§ JOB
Reproduce the entries exactly.

§ RECORDS TO PROCESS
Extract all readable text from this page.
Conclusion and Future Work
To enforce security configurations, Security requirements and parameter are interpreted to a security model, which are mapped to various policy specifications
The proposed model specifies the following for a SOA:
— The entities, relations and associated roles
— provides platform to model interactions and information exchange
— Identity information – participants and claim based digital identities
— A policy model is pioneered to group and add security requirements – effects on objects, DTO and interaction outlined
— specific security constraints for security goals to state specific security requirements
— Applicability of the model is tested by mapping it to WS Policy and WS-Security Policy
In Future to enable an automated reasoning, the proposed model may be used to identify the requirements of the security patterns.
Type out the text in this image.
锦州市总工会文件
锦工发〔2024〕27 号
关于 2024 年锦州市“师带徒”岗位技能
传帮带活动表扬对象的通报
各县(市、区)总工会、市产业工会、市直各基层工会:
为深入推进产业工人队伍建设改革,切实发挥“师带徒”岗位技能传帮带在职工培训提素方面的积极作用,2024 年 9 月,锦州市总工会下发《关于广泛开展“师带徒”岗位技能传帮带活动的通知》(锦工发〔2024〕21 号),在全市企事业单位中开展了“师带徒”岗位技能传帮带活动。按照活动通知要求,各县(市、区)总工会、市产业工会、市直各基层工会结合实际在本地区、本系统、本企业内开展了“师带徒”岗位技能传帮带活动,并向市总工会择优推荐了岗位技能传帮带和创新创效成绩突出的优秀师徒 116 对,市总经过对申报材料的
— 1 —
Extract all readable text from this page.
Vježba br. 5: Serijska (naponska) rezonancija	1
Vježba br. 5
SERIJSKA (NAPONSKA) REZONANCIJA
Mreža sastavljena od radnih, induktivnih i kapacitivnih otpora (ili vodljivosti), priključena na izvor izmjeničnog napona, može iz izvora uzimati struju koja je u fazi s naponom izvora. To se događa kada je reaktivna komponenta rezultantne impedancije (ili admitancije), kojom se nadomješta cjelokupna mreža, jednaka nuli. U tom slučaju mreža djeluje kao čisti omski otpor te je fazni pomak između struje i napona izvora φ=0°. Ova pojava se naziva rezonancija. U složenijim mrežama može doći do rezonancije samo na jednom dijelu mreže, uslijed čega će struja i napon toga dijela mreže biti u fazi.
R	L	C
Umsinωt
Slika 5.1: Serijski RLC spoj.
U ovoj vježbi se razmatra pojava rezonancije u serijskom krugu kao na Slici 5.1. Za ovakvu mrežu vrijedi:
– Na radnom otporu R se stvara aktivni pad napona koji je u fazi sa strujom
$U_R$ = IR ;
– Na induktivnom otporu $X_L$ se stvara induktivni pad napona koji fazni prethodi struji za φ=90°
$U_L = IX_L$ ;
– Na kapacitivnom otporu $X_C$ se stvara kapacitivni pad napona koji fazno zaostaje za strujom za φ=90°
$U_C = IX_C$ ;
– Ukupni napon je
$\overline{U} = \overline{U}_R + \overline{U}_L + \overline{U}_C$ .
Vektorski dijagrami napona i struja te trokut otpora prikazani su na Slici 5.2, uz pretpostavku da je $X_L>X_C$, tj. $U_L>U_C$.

§ PROBLEM SOLUTION
Extract all readable text from this page.
Conclusion and Future Work
To enforce security configurations, Security requirements and parameter are interpreted to a security model, which are mapped to various policy specifications
The proposed model specifies the following for a SOA:
— The entities, relations and associated roles
— provides platform to model interactions and information exchange
— Identity information – participants and claim based digital identities
— A policy model is pioneered to group and add security requirements – effects on objects, DTO and interaction outlined
— specific security constraints for security goals to state specific security requirements
— Applicability of the model is tested by mapping it to WS Policy and WS-Security Policy
In Future to enable an automated reasoning, the proposed model may be used to identify the requirements of the security patterns.
Type out the text in this image.
锦州市总工会文件
锦工发〔2024〕27 号
关于 2024 年锦州市“师带徒”岗位技能
传帮带活动表扬对象的通报
各县(市、区)总工会、市产业工会、市直各基层工会:
为深入推进产业工人队伍建设改革,切实发挥“师带徒”岗位技能传帮带在职工培训提素方面的积极作用,2024 年 9 月,锦州市总工会下发《关于广泛开展“师带徒”岗位技能传帮带活动的通知》(锦工发〔2024〕21 号),在全市企事业单位中开展了“师带徒”岗位技能传帮带活动。按照活动通知要求,各县(市、区)总工会、市产业工会、市直各基层工会结合实际在本地区、本系统、本企业内开展了“师带徒”岗位技能传帮带活动,并向市总工会择优推荐了岗位技能传帮带和创新创效成绩突出的优秀师徒 116 对,市总经过对申报材料的
— 1 —
Extract all readable text from this page.
Vježba br. 5: Serijska (naponska) rezonancija	1
Vježba br. 5
SERIJSKA (NAPONSKA) REZONANCIJA
Mreža sastavljena od radnih, induktivnih i kapacitivnih otpora (ili vodljivosti), priključena na izvor izmjeničnog napona, može iz izvora uzimati struju koja je u fazi s naponom izvora. To se događa kada je reaktivna komponenta rezultantne impedancije (ili admitancije), kojom se nadomješta cjelokupna mreža, jednaka nuli. U tom slučaju mreža djeluje kao čisti omski otpor te je fazni pomak između struje i napona izvora φ=0°. Ova pojava se naziva rezonancija. U složenijim mrežama može doći do rezonancije samo na jednom dijelu mreže, uslijed čega će struja i napon toga dijela mreže biti u fazi.
R	L	C
Umsinωt
Slika 5.1: Serijski RLC spoj.
U ovoj vježbi se razmatra pojava rezonancije u serijskom krugu kao na Slici 5.1. Za ovakvu mrežu vrijedi:
– Na radnom otporu R se stvara aktivni pad napona koji je u fazi sa strujom
$U_R$ = IR ;
– Na induktivnom otporu $X_L$ se stvara induktivni pad napona koji fazni prethodi struji za φ=90°
$U_L = IX_L$ ;
– Na kapacitivnom otporu $X_C$ se stvara kapacitivni pad napona koji fazno zaostaje za strujom za φ=90°
$U_C = IX_C$ ;
– Ukupni napon je
$\overline{U} = \overline{U}_R + \overline{U}_L + \overline{U}_C$ .
Vektorski dijagrami napona i struja te trokut otpora prikazani su na Slici 5.2, uz pretpostavku da je $X_L>X_C$, tj. $U_L>U_C$.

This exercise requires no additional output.